### Input
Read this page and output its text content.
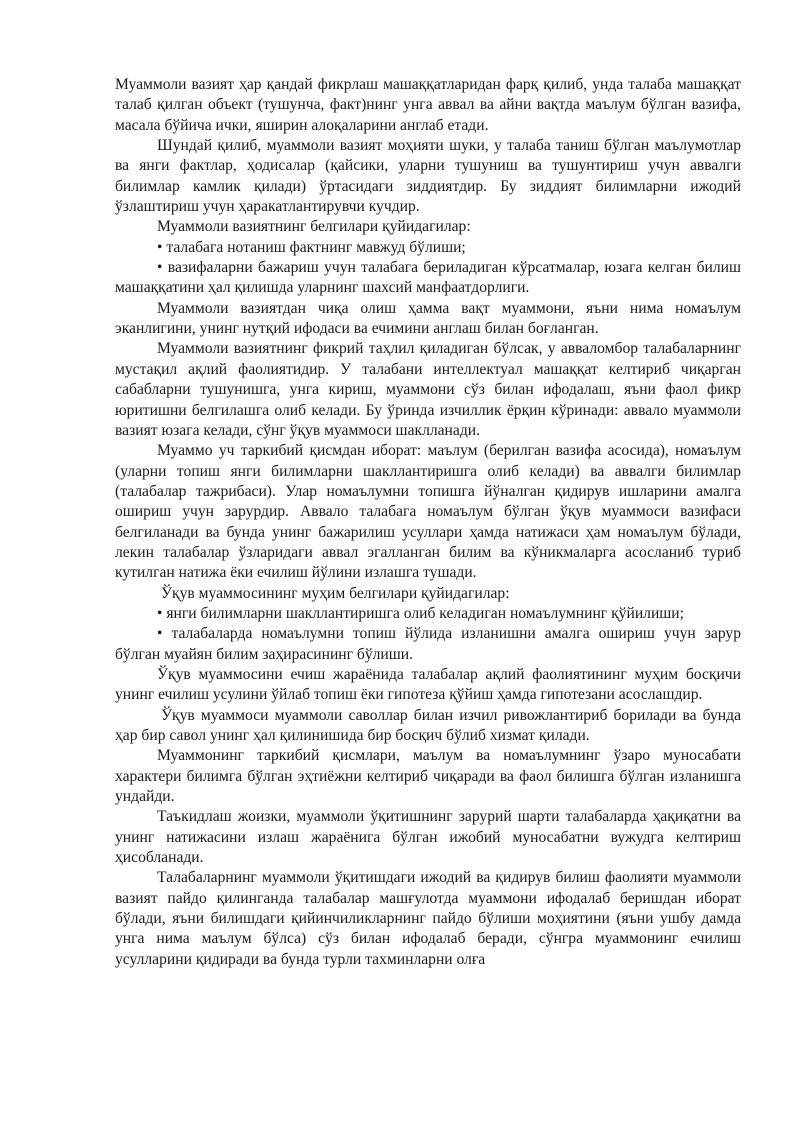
Муаммоли вазият ҳар қандай фикрлаш машаққатларидан фарқ қилиб, унда талаба машаққат талаб қилган объект (тушунча, факт)нинг унга аввал ва айни вақтда маълум бўлган вазифа, масала бўйича ички, яширин алоқаларини англаб етади.

Шундай қилиб, муаммоли вазият моҳияти шуки, у талаба таниш бўлган маълумотлар ва янги фактлар, ҳодисалар (қайсики, уларни тушуниш ва тушунтириш учун аввалги билимлар камлик қилади) ўртасидаги зиддиятдир. Бу зиддият билимларни ижодий ўзлаштириш учун ҳаракатлантирувчи кучдир.

Муаммоли вазиятнинг белгилари қуйидагилар:

• талабага нотаниш фактнинг мавжуд бўлиши;

• вазифаларни бажариш учун талабага бериладиган кўрсатмалар, юзага келган билиш машаққатини ҳал қилишда уларнинг шахсий манфаатдорлиги.

Муаммоли вазиятдан чиқа олиш ҳамма вақт муаммони, яъни нима номаълум эканлигини, унинг нутқий ифодаси ва ечимини англаш билан боғланган.

Муаммоли вазиятнинг фикрий таҳлил қиладиган бўлсак, у авваломбор талабаларнинг мустақил ақлий фаолиятидир. У талабани интеллектуал машаққат келтириб чиқарган сабабларни тушунишга, унга кириш, муаммони сўз билан ифодалаш, яъни фаол фикр юритишни белгилашга олиб келади. Бу ўринда изчиллик ёрқин кўринади: аввало муаммоли вазият юзага келади, сўнг ўқув муаммоси шаклланади.

Муаммо уч таркибий қисмдан иборат: маълум (берилган вазифа асосида), номаълум (уларни топиш янги билимларни шакллантиришга олиб келади) ва аввалги билимлар (талабалар тажрибаси). Улар номаълумни топишга йўналган қидирув ишларини амалга ошириш учун зарурдир. Аввало талабага номаълум бўлган ўқув муаммоси вазифаси белгиланади ва бунда унинг бажарилиш усуллари ҳамда натижаси ҳам номаълум бўлади, лекин талабалар ўзларидаги аввал эгалланган билим ва кўникмаларга асосланиб туриб кутилган натижа ёки ечилиш йўлини излашга тушади.

Ўқув муаммосининг муҳим белгилари қуйидагилар:

• янги билимларни шакллантиришга олиб келадиган номаълумнинг қўйилиши;

• талабаларда номаълумни топиш йўлида изланишни амалга ошириш учун зарур бўлган муайян билим заҳирасининг бўлиши.

Ўқув муаммосини ечиш жараёнида талабалар ақлий фаолиятининг муҳим босқичи унинг ечилиш усулини ўйлаб топиш ёки гипотеза қўйиш ҳамда гипотезани асослашдир.

Ўқув муаммоси муаммоли саволлар билан изчил ривожлантириб борилади ва бунда ҳар бир савол унинг ҳал қилинишида бир босқич бўлиб хизмат қилади.

Муаммонинг таркибий қисмлари, маълум ва номаълумнинг ўзаро муносабати характери билимга бўлган эҳтиёжни келтириб чиқаради ва фаол билишга бўлган изланишга ундайди.

Таъкидлаш жоизки, муаммоли ўқитишнинг зарурий шарти талабаларда ҳақиқатни ва унинг натижасини излаш жараёнига бўлган ижобий муносабатни вужудга келтириш ҳисобланади.

Талабаларнинг муаммоли ўқитишдаги ижодий ва қидирув билиш фаолияти муаммоли вазият пайдо қилинганда талабалар машғулотда муаммони ифодалаб беришдан иборат бўлади, яъни билишдаги қийинчиликларнинг пайдо бўлиши моҳиятини (яъни ушбу дамда унга нима маълум бўлса) сўз билан ифодалаб беради, сўнгра муаммонинг ечилиш усулларини қидиради ва бунда турли тахминларни олға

### Your goal
Each entry shown above must be quoted exactly, with its pictures left out.

### Answer below
Read this page and output its text content.
Муаммоли вазият ҳар қандай фикрлаш машаққатларидан фарқ қилиб, унда талаба машаққат талаб қилган объект (тушунча, факт)нинг унга аввал ва айни вақтда маълум бўлган вазифа, масала бўйича ички, яширин алоқаларини англаб етади.

Шундай қилиб, муаммоли вазият моҳияти шуки, у талаба таниш бўлган маълумотлар ва янги фактлар, ҳодисалар (қайсики, уларни тушуниш ва тушунтириш учун аввалги билимлар камлик қилади) ўртасидаги зиддиятдир. Бу зиддият билимларни ижодий ўзлаштириш учун ҳаракатлантирувчи кучдир.

Муаммоли вазиятнинг белгилари қуйидагилар:

• талабага нотаниш фактнинг мавжуд бўлиши;

• вазифаларни бажариш учун талабага бериладиган кўрсатмалар, юзага келган билиш машаққатини ҳал қилишда уларнинг шахсий манфаатдорлиги.

Муаммоли вазиятдан чиқа олиш ҳамма вақт муаммони, яъни нима номаълум эканлигини, унинг нутқий ифодаси ва ечимини англаш билан боғланган.

Муаммоли вазиятнинг фикрий таҳлил қиладиган бўлсак, у авваломбор талабаларнинг мустақил ақлий фаолиятидир. У талабани интеллектуал машаққат келтириб чиқарган сабабларни тушунишга, унга кириш, муаммони сўз билан ифодалаш, яъни фаол фикр юритишни белгилашга олиб келади. Бу ўринда изчиллик ёрқин кўринади: аввало муаммоли вазият юзага келади, сўнг ўқув муаммоси шаклланади.

Муаммо уч таркибий қисмдан иборат: маълум (берилган вазифа асосида), номаълум (уларни топиш янги билимларни шакллантиришга олиб келади) ва аввалги билимлар (талабалар тажрибаси). Улар номаълумни топишга йўналган қидирув ишларини амалга ошириш учун зарурдир. Аввало талабага номаълум бўлган ўқув муаммоси вазифаси белгиланади ва бунда унинг бажарилиш усуллари ҳамда натижаси ҳам номаълум бўлади, лекин талабалар ўзларидаги аввал эгалланган билим ва кўникмаларга асосланиб туриб кутилган натижа ёки ечилиш йўлини излашга тушади.

Ўқув муаммосининг муҳим белгилари қуйидагилар:

• янги билимларни шакллантиришга олиб келадиган номаълумнинг қўйилиши;

• талабаларда номаълумни топиш йўлида изланишни амалга ошириш учун зарур бўлган муайян билим заҳирасининг бўлиши.

Ўқув муаммосини ечиш жараёнида талабалар ақлий фаолиятининг муҳим босқичи унинг ечилиш усулини ўйлаб топиш ёки гипотеза қўйиш ҳамда гипотезани асослашдир.

Ўқув муаммоси муаммоли саволлар билан изчил ривожлантириб борилади ва бунда ҳар бир савол унинг ҳал қилинишида бир босқич бўлиб хизмат қилади.

Муаммонинг таркибий қисмлари, маълум ва номаълумнинг ўзаро муносабати характери билимга бўлган эҳтиёжни келтириб чиқаради ва фаол билишга бўлган изланишга ундайди.

Таъкидлаш жоизки, муаммоли ўқитишнинг зарурий шарти талабаларда ҳақиқатни ва унинг натижасини излаш жараёнига бўлган ижобий муносабатни вужудга келтириш ҳисобланади.

Талабаларнинг муаммоли ўқитишдаги ижодий ва қидирув билиш фаолияти муаммоли вазият пайдо қилинганда талабалар машғулотда муаммони ифодалаб беришдан иборат бўлади, яъни билишдаги қийинчиликларнинг пайдо бўлиши моҳиятини (яъни ушбу дамда унга нима маълум бўлса) сўз билан ифодалаб беради, сўнгра муаммонинг ечилиш усулларини қидиради ва бунда турли тахминларни олға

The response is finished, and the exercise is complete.